* **SUPPLIED ENTRIES**
════
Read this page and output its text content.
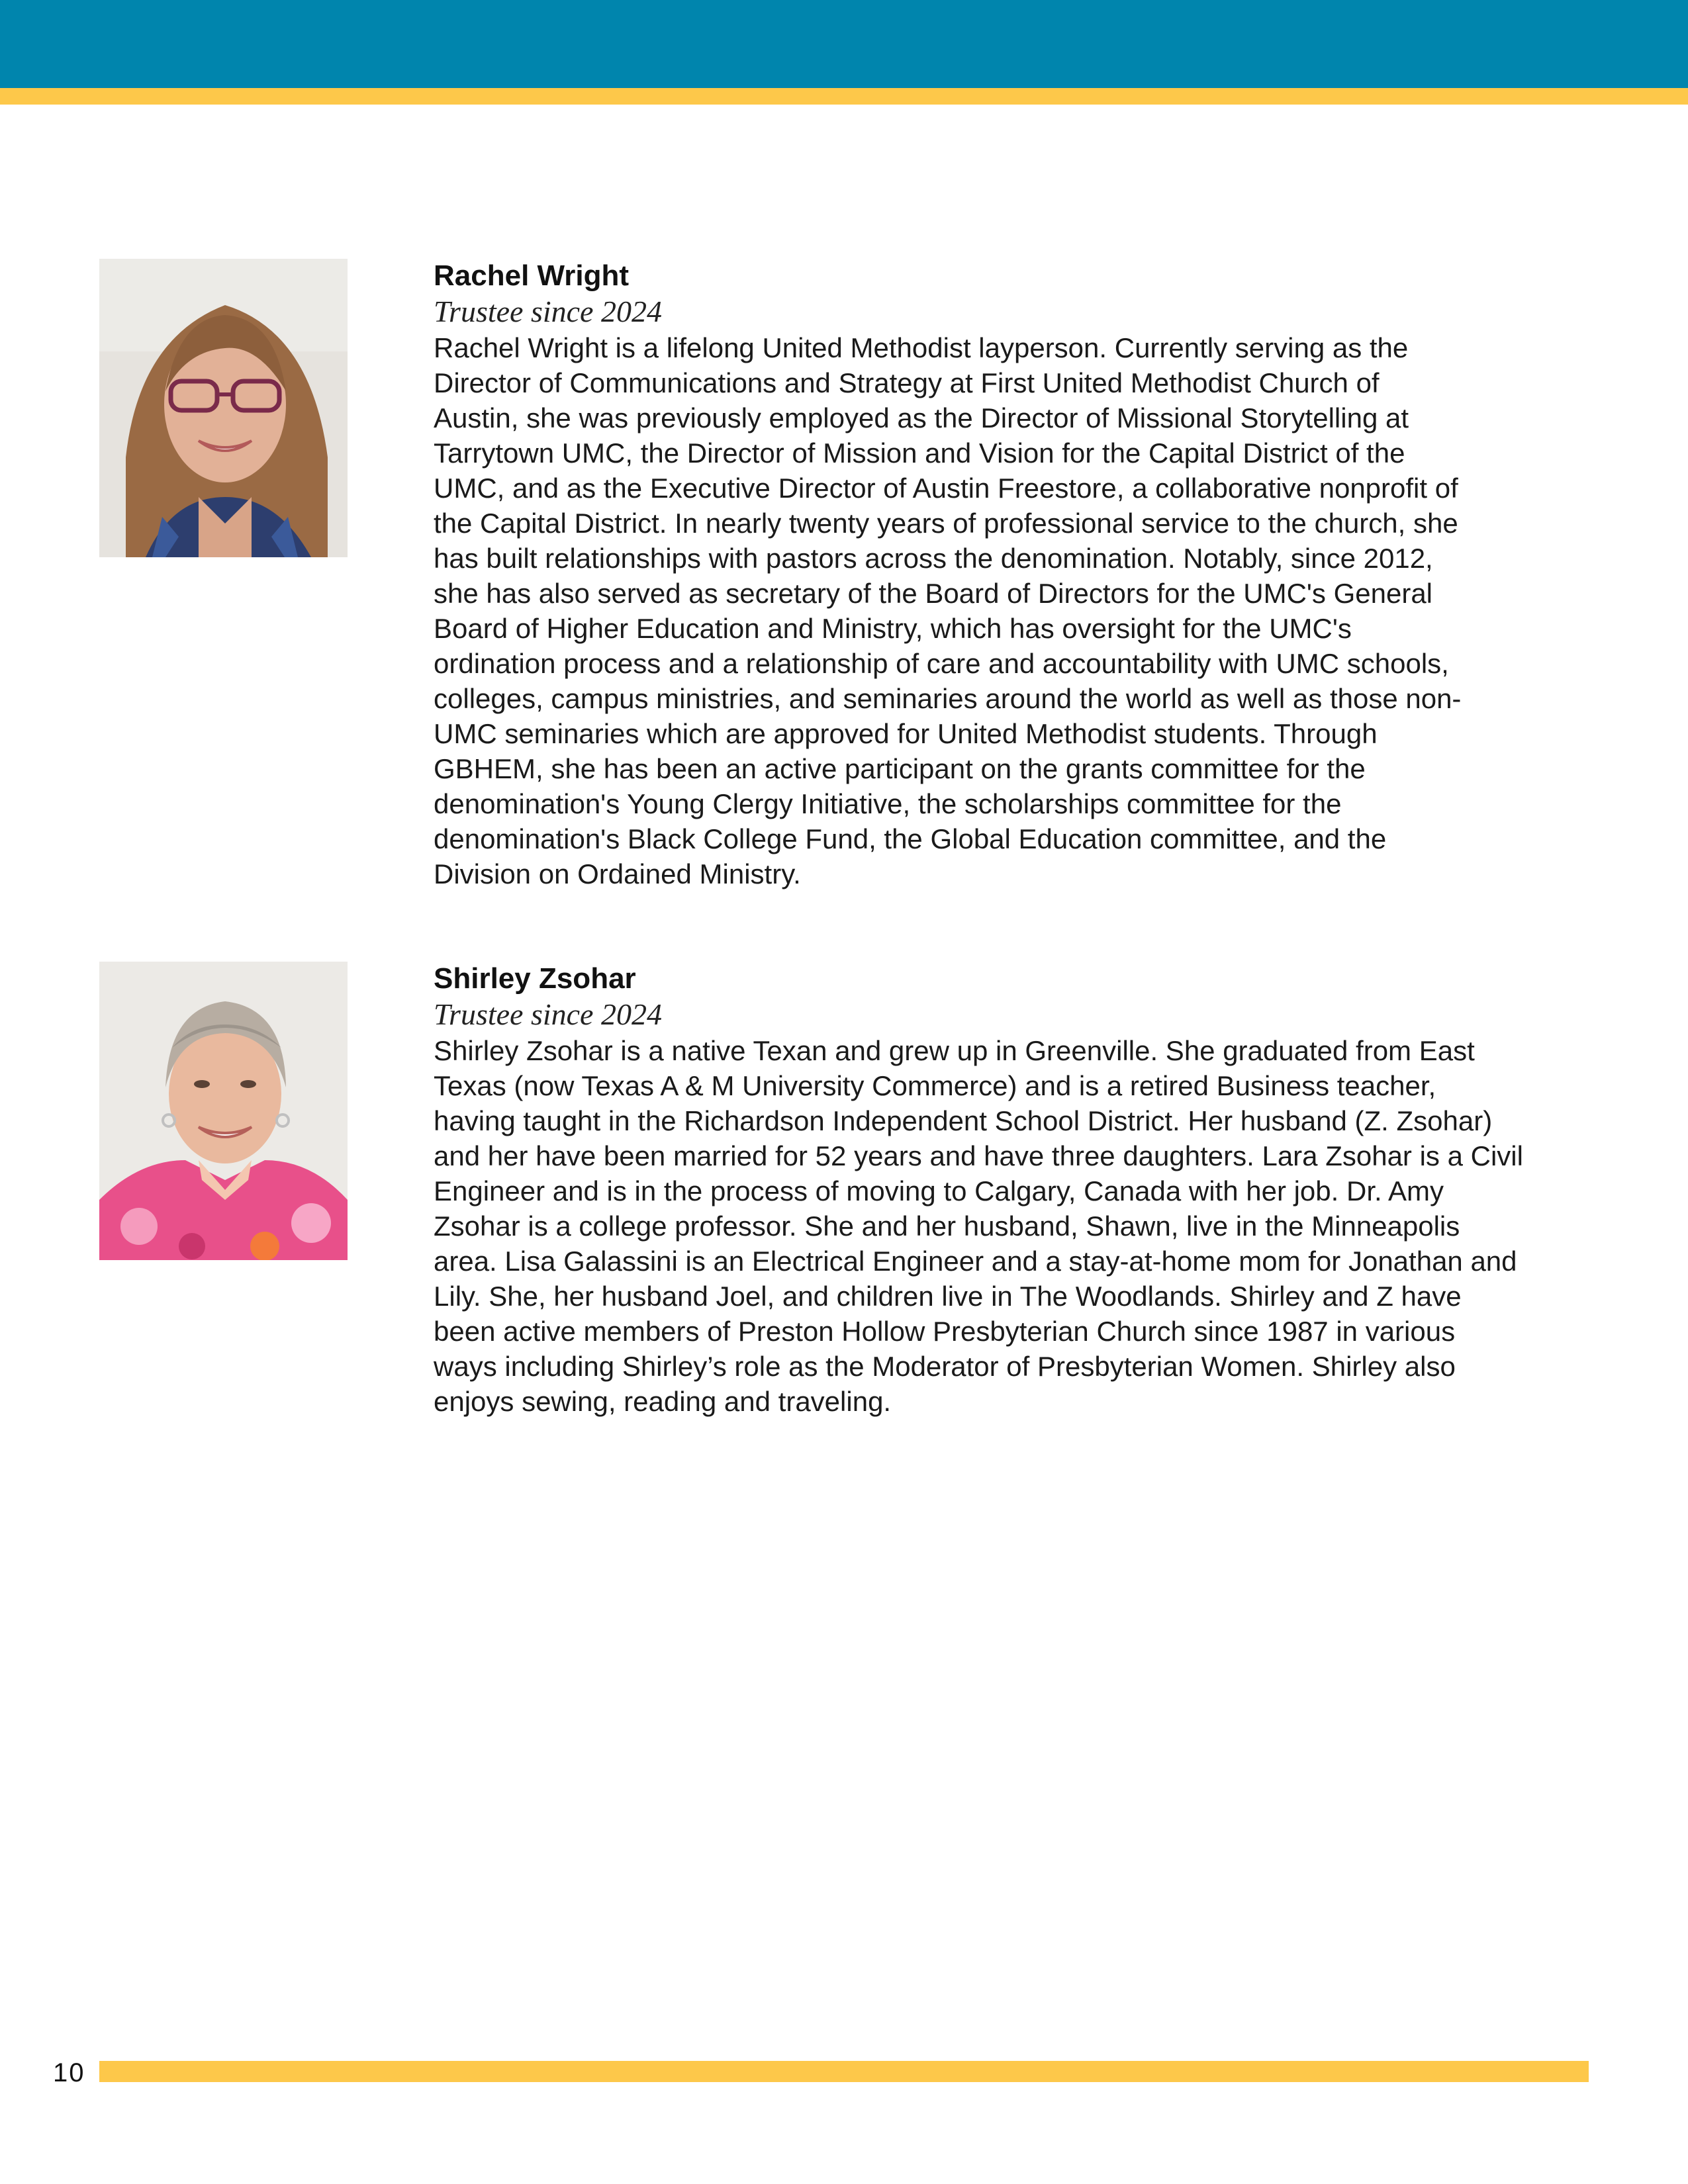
Rachel Wright
Trustee since 2024

Rachel Wright is a lifelong United Methodist layperson. Currently serving as the

Director of Communications and Strategy at First United Methodist Church of

Austin, she was previously employed as the Director of Missional Storytelling at

Tarrytown UMC, the Director of Mission and Vision for the Capital District of the

UMC, and as the Executive Director of Austin Freestore, a collaborative nonprofit of

the Capital District. In nearly twenty years of professional service to the church, she

has built relationships with pastors across the denomination. Notably, since 2012,

she has also served as secretary of the Board of Directors for the UMC's General

Board of Higher Education and Ministry, which has oversight for the UMC's

ordination process and a relationship of care and accountability with UMC schools,

colleges, campus ministries, and seminaries around the world as well as those non-

UMC seminaries which are approved for United Methodist students. Through

GBHEM, she has been an active participant on the grants committee for the

denomination's Young Clergy Initiative, the scholarships committee for the

denomination's Black College Fund, the Global Education committee, and the

Division on Ordained Ministry.

Shirley Zsohar
Trustee since 2024

Shirley Zsohar is a native Texan and grew up in Greenville. She graduated from East

Texas (now Texas A & M University Commerce) and is a retired Business teacher,

having taught in the Richardson Independent School District. Her husband (Z. Zsohar)

and her have been married for 52 years and have three daughters. Lara Zsohar is a Civil

Engineer and is in the process of moving to Calgary, Canada with her job. Dr. Amy

Zsohar is a college professor. She and her husband, Shawn, live in the Minneapolis

area. Lisa Galassini is an Electrical Engineer and a stay-at-home mom for Jonathan and

Lily. She, her husband Joel, and children live in The Woodlands. Shirley and Z have

been active members of Preston Hollow Presbyterian Church since 1987 in various

ways including Shirley’s role as the Moderator of Presbyterian Women. Shirley also

enjoys sewing, reading and traveling.

10
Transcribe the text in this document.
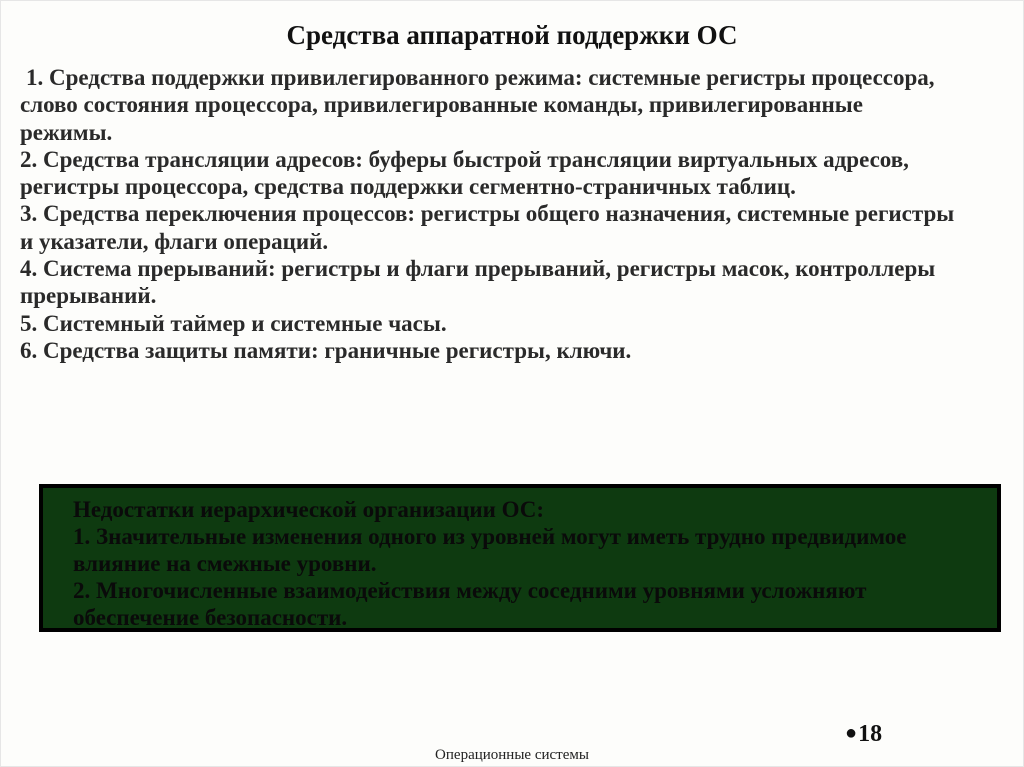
Средства аппаратной поддержки ОС

1. Средства поддержки привилегированного режима: системные регистры процессора, слово состояния процессора, привилегированные команды, привилегированные режимы.

2. Средства трансляции адресов: буферы быстрой трансляции виртуальных адресов, регистры процессора, средства поддержки сегментно-страничных таблиц.

3. Средства переключения процессов: регистры общего назначения, системные регистры и указатели, флаги операций.

4. Система прерываний: регистры и флаги прерываний, регистры масок, контроллеры прерываний.

5. Системный таймер и системные часы.

6. Средства защиты памяти: граничные регистры, ключи.

Недостатки иерархической организации ОС:

1. Значительные изменения одного из уровней могут иметь трудно предвидимое влияние на смежные уровни.

2. Многочисленные взаимодействия между соседними уровнями усложняют обеспечение безопасности.

●18
Операционные системы
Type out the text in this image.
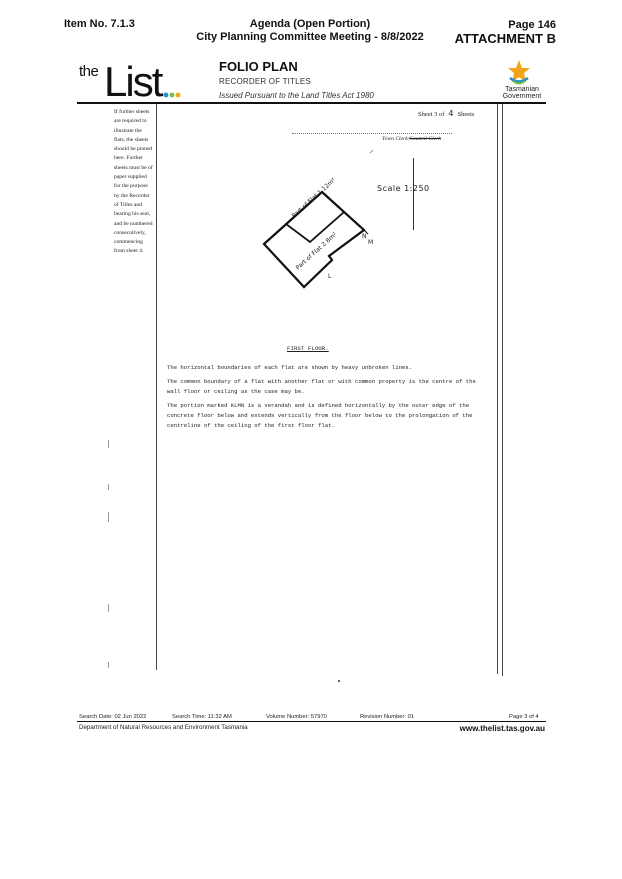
Item No. 7.1.3	Agenda (Open Portion)
City Planning Committee Meeting - 8/8/2022
Page 146
ATTACHMENT B
the List	FOLIO PLAN
RECORDER OF TITLES
Issued Pursuant to the Land Titles Act 1980
Tasmanian
Government
If further sheets are required to illustrate the flats, the sheets should be pinned here. Further sheets must be of paper supplied for the purpose by the Recorder of Titles and bearing his seal, and be numbered consecutively, commencing from sheet 4.
Sheet 3 of 4 Sheets
Town Clerk/Council Clerk
Part of Flat 1 12m²
Part of Flat 2 8m²	N
M
L
Scale 1:250
FIRST FLOOR.
The horizontal boundaries of each flat are shown by heavy unbroken lines.
The common boundary of a flat with another flat or with common property is the centre of the wall floor or ceiling as the case may be.
The portion marked KLMN is a verandah and is defined horizontally by the outer edge of the concrete floor below and extends vertically from the floor below to the prolongation of the centreline of the ceiling of the first floor flat.
Search Date: 02 Jun 2022	Search Time: 11:32 AM	Volume Number: 57970	Revision Number: 01	Page 3 of 4
Department of Natural Resources and Environment Tasmania	www.thelist.tas.gov.au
════
* **STATED PROBLEM**
Output every entry exactly as given; pictures are not part of the copy.

* **RESULT BELOW**
Read this page and output its text content.
Rachel Wright
Trustee since 2024

Rachel Wright is a lifelong United Methodist layperson. Currently serving as the

Director of Communications and Strategy at First United Methodist Church of

Austin, she was previously employed as the Director of Missional Storytelling at

Tarrytown UMC, the Director of Mission and Vision for the Capital District of the

UMC, and as the Executive Director of Austin Freestore, a collaborative nonprofit of

the Capital District. In nearly twenty years of professional service to the church, she

has built relationships with pastors across the denomination. Notably, since 2012,

she has also served as secretary of the Board of Directors for the UMC's General

Board of Higher Education and Ministry, which has oversight for the UMC's

ordination process and a relationship of care and accountability with UMC schools,

colleges, campus ministries, and seminaries around the world as well as those non-

UMC seminaries which are approved for United Methodist students. Through

GBHEM, she has been an active participant on the grants committee for the

denomination's Young Clergy Initiative, the scholarships committee for the

denomination's Black College Fund, the Global Education committee, and the

Division on Ordained Ministry.

Shirley Zsohar
Trustee since 2024

Shirley Zsohar is a native Texan and grew up in Greenville. She graduated from East

Texas (now Texas A & M University Commerce) and is a retired Business teacher,

having taught in the Richardson Independent School District. Her husband (Z. Zsohar)

and her have been married for 52 years and have three daughters. Lara Zsohar is a Civil

Engineer and is in the process of moving to Calgary, Canada with her job. Dr. Amy

Zsohar is a college professor. She and her husband, Shawn, live in the Minneapolis

area. Lisa Galassini is an Electrical Engineer and a stay-at-home mom for Jonathan and

Lily. She, her husband Joel, and children live in The Woodlands. Shirley and Z have

been active members of Preston Hollow Presbyterian Church since 1987 in various

ways including Shirley’s role as the Moderator of Presbyterian Women. Shirley also

enjoys sewing, reading and traveling.

10
Transcribe the text in this document.
Средства аппаратной поддержки ОС

1. Средства поддержки привилегированного режима: системные регистры процессора, слово состояния процессора, привилегированные команды, привилегированные режимы.

2. Средства трансляции адресов: буферы быстрой трансляции виртуальных адресов, регистры процессора, средства поддержки сегментно-страничных таблиц.

3. Средства переключения процессов: регистры общего назначения, системные регистры и указатели, флаги операций.

4. Система прерываний: регистры и флаги прерываний, регистры масок, контроллеры прерываний.

5. Системный таймер и системные часы.

6. Средства защиты памяти: граничные регистры, ключи.

Недостатки иерархической организации ОС:

1. Значительные изменения одного из уровней могут иметь трудно предвидимое влияние на смежные уровни.

2. Многочисленные взаимодействия между соседними уровнями усложняют обеспечение безопасности.

●18
Операционные системы
Type out the text in this image.
Item No. 7.1.3	Agenda (Open Portion)
City Planning Committee Meeting - 8/8/2022
Page 146
ATTACHMENT B
the List	FOLIO PLAN
RECORDER OF TITLES
Issued Pursuant to the Land Titles Act 1980
Tasmanian
Government
If further sheets are required to illustrate the flats, the sheets should be pinned here. Further sheets must be of paper supplied for the purpose by the Recorder of Titles and bearing his seal, and be numbered consecutively, commencing from sheet 4.
Sheet 3 of 4 Sheets
Town Clerk/Council Clerk
Part of Flat 1 12m²
Part of Flat 2 8m²	N
M
L
Scale 1:250
FIRST FLOOR.
The horizontal boundaries of each flat are shown by heavy unbroken lines.
The common boundary of a flat with another flat or with common property is the centre of the wall floor or ceiling as the case may be.
The portion marked KLMN is a verandah and is defined horizontally by the outer edge of the concrete floor below and extends vertically from the floor below to the prolongation of the centreline of the ceiling of the first floor flat.
Search Date: 02 Jun 2022	Search Time: 11:32 AM	Volume Number: 57970	Revision Number: 01	Page 3 of 4
Department of Natural Resources and Environment Tasmania	www.thelist.tas.gov.au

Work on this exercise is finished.